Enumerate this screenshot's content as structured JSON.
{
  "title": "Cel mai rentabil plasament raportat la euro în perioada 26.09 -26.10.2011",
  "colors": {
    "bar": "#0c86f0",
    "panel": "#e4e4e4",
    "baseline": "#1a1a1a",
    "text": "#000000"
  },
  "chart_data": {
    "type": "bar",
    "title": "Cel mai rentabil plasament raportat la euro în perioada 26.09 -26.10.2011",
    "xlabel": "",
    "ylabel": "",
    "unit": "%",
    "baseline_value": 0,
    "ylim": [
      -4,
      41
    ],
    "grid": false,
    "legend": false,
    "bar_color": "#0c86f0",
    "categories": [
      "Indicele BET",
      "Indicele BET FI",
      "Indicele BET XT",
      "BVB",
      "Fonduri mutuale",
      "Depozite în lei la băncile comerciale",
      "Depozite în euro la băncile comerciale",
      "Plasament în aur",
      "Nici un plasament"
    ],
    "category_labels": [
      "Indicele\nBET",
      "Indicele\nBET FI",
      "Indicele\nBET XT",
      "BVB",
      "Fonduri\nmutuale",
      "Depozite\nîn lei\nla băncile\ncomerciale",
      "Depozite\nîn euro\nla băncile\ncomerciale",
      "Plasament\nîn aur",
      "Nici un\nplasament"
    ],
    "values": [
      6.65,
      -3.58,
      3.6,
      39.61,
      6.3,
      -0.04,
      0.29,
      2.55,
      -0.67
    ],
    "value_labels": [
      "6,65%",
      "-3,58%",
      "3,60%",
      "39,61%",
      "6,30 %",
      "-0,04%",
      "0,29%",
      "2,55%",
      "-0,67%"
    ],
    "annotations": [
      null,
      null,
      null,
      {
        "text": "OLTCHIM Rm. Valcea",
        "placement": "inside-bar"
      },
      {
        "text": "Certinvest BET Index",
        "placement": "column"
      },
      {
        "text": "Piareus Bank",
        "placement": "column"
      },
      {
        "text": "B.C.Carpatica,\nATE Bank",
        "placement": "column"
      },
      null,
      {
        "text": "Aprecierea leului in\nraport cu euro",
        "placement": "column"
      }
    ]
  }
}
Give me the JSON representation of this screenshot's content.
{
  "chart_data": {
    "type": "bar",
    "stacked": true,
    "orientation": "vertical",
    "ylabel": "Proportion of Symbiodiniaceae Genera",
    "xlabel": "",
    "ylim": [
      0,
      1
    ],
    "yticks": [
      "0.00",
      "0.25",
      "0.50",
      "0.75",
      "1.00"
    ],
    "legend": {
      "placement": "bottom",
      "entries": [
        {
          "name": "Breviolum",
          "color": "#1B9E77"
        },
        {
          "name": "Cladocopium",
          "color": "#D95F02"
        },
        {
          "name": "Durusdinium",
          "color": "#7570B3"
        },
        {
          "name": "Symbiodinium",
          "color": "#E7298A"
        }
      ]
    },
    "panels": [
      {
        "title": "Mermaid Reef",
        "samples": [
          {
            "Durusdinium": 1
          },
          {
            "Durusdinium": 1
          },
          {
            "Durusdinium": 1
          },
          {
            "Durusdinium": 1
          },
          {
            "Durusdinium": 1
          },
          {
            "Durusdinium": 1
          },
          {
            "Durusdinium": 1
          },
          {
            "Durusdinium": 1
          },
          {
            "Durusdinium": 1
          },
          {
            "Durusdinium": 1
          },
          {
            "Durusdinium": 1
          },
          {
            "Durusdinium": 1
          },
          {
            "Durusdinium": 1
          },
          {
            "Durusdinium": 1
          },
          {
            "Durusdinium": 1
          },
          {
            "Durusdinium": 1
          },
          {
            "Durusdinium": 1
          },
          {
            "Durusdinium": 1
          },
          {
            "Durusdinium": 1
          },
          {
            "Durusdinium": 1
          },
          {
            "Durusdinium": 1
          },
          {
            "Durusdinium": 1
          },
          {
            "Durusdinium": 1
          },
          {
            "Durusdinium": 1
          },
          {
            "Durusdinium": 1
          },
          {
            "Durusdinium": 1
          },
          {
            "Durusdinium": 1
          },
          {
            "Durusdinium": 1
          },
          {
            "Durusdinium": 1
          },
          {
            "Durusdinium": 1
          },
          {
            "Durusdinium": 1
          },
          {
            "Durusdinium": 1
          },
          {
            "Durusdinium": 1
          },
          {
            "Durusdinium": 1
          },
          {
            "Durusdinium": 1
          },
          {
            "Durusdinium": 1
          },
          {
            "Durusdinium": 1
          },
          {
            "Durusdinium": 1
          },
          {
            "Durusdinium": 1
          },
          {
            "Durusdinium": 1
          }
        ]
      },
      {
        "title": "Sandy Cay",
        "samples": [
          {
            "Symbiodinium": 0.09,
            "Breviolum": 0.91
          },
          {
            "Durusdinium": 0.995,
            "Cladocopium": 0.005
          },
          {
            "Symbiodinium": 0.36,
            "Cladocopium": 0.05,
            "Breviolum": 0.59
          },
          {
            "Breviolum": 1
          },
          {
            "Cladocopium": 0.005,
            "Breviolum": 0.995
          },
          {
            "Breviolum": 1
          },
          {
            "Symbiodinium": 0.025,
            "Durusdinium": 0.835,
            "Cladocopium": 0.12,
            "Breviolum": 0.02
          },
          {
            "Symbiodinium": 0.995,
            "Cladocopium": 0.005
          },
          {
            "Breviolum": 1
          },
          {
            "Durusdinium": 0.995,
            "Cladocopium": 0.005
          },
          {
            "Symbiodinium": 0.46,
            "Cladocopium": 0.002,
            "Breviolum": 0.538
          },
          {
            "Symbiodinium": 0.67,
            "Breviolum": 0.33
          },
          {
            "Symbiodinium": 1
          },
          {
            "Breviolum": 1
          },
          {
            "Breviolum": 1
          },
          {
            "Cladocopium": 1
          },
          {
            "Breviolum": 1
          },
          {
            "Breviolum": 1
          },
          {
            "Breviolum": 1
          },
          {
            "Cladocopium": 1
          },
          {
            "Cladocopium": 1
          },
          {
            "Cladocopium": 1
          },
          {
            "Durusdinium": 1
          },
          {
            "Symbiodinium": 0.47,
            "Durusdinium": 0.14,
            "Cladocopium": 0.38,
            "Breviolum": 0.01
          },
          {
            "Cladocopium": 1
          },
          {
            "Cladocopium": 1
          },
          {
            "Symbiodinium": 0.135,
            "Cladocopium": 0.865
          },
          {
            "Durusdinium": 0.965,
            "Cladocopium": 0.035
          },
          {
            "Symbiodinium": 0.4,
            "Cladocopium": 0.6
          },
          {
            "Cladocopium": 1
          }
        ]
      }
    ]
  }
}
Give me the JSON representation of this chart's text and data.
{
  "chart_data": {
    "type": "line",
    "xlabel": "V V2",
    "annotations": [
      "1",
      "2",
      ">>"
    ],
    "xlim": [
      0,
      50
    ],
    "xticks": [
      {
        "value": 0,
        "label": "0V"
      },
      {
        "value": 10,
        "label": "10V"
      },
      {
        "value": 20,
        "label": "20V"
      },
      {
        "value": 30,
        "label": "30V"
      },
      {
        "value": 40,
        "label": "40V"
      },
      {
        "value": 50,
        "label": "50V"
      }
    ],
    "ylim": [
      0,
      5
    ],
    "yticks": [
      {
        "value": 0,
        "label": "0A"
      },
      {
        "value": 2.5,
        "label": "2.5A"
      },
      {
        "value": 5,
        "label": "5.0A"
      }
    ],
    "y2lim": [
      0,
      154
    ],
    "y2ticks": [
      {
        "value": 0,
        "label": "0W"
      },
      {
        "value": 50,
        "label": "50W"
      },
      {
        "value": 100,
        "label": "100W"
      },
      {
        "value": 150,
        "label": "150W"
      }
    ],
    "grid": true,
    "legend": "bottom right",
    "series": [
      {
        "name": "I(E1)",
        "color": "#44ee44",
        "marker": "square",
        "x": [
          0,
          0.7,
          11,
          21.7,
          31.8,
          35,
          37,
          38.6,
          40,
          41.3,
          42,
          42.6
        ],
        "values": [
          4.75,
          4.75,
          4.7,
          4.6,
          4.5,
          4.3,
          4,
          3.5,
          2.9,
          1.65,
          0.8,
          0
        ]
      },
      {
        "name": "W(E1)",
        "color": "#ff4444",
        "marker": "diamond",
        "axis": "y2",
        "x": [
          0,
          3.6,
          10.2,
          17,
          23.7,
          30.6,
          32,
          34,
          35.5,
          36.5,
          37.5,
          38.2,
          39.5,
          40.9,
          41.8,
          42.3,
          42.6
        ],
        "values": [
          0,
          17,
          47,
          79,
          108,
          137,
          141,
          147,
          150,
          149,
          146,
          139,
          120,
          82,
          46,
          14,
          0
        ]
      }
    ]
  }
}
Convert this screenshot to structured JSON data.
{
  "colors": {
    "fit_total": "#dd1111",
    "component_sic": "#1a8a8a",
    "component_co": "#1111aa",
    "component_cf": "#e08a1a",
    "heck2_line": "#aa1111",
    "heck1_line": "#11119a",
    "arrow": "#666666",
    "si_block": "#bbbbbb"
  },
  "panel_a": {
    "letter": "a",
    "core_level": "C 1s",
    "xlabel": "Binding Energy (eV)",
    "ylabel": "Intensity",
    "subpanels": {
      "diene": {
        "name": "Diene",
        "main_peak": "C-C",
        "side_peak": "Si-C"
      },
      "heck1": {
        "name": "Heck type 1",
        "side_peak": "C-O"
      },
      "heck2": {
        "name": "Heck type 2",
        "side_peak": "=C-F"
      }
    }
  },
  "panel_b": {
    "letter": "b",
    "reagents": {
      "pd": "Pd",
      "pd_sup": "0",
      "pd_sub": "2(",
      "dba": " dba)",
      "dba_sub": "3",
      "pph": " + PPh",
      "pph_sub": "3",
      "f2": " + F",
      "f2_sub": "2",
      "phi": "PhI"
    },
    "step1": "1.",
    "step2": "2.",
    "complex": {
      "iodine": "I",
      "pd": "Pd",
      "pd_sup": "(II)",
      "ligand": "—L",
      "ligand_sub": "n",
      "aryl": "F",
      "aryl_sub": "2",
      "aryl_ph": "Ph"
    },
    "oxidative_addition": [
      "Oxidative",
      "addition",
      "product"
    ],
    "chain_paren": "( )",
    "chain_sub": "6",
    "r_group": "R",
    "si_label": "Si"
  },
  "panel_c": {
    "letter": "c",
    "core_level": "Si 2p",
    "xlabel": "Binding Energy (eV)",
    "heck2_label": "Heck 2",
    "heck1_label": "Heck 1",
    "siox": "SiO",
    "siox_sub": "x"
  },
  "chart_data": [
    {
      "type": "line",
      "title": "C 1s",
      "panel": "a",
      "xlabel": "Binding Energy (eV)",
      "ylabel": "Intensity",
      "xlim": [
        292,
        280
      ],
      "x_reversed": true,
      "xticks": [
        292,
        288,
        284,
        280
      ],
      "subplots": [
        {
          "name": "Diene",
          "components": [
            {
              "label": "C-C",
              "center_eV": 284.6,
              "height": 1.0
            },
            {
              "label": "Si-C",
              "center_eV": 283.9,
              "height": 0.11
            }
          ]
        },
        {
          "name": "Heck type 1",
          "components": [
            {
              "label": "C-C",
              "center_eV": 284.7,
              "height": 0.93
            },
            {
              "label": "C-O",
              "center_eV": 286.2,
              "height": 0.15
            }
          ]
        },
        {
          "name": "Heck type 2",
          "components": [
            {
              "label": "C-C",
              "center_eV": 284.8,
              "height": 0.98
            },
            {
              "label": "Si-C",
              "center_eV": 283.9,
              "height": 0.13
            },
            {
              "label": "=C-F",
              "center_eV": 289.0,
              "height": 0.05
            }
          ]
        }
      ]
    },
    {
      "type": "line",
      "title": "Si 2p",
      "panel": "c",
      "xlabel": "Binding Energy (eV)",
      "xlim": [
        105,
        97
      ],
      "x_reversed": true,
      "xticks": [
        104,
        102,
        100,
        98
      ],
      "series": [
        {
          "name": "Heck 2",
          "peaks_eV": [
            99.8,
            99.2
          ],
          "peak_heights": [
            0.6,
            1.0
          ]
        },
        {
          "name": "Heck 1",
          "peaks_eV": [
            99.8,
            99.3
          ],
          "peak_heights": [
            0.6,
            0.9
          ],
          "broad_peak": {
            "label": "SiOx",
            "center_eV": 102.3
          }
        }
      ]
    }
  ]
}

§

In the records, locate each line holding the string "structured" and copy it.

**Result of this task:**
Enumerate this screenshot's content as structured JSON.
Convert this screenshot to structured JSON data.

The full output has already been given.